[What you are asked to do] Write out each record again exactly as it stands.

[Record excerpts]
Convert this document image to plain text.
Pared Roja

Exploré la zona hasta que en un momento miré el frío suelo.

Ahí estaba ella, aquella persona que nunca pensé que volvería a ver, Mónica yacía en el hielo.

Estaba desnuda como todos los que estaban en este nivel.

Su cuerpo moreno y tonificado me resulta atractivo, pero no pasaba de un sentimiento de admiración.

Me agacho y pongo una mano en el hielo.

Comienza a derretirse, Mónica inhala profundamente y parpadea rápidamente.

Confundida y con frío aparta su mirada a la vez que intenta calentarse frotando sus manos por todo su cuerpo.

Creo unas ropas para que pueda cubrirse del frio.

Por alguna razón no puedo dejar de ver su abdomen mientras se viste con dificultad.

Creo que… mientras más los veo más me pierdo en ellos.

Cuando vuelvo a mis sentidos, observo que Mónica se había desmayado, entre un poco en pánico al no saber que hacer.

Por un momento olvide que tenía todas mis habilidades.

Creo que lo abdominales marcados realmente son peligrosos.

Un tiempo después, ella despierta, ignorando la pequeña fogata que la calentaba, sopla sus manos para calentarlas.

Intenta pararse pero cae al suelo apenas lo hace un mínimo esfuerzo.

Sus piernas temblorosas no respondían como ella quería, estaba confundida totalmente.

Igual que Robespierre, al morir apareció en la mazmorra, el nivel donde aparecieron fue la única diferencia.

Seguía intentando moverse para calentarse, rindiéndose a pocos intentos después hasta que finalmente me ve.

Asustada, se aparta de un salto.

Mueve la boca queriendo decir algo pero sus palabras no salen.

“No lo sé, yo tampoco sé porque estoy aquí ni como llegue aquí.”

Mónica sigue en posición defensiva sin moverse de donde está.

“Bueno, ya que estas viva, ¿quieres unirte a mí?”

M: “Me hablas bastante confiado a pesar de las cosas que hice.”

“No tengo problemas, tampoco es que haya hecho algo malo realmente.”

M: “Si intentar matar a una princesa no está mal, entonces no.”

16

[Problem solution]
Convert this document image to plain text.
Pared Roja

Exploré la zona hasta que en un momento miré el frío suelo.

Ahí estaba ella, aquella persona que nunca pensé que volvería a ver, Mónica yacía en el hielo.

Estaba desnuda como todos los que estaban en este nivel.

Su cuerpo moreno y tonificado me resulta atractivo, pero no pasaba de un sentimiento de admiración.

Me agacho y pongo una mano en el hielo.

Comienza a derretirse, Mónica inhala profundamente y parpadea rápidamente.

Confundida y con frío aparta su mirada a la vez que intenta calentarse frotando sus manos por todo su cuerpo.

Creo unas ropas para que pueda cubrirse del frio.

Por alguna razón no puedo dejar de ver su abdomen mientras se viste con dificultad.

Creo que… mientras más los veo más me pierdo en ellos.

Cuando vuelvo a mis sentidos, observo que Mónica se había desmayado, entre un poco en pánico al no saber que hacer.

Por un momento olvide que tenía todas mis habilidades.

Creo que lo abdominales marcados realmente son peligrosos.

Un tiempo después, ella despierta, ignorando la pequeña fogata que la calentaba, sopla sus manos para calentarlas.

Intenta pararse pero cae al suelo apenas lo hace un mínimo esfuerzo.

Sus piernas temblorosas no respondían como ella quería, estaba confundida totalmente.

Igual que Robespierre, al morir apareció en la mazmorra, el nivel donde aparecieron fue la única diferencia.

Seguía intentando moverse para calentarse, rindiéndose a pocos intentos después hasta que finalmente me ve.

Asustada, se aparta de un salto.

Mueve la boca queriendo decir algo pero sus palabras no salen.

“No lo sé, yo tampoco sé porque estoy aquí ni como llegue aquí.”

Mónica sigue en posición defensiva sin moverse de donde está.

“Bueno, ya que estas viva, ¿quieres unirte a mí?”

M: “Me hablas bastante confiado a pesar de las cosas que hice.”

“No tengo problemas, tampoco es que haya hecho algo malo realmente.”

M: “Si intentar matar a una princesa no está mal, entonces no.”

16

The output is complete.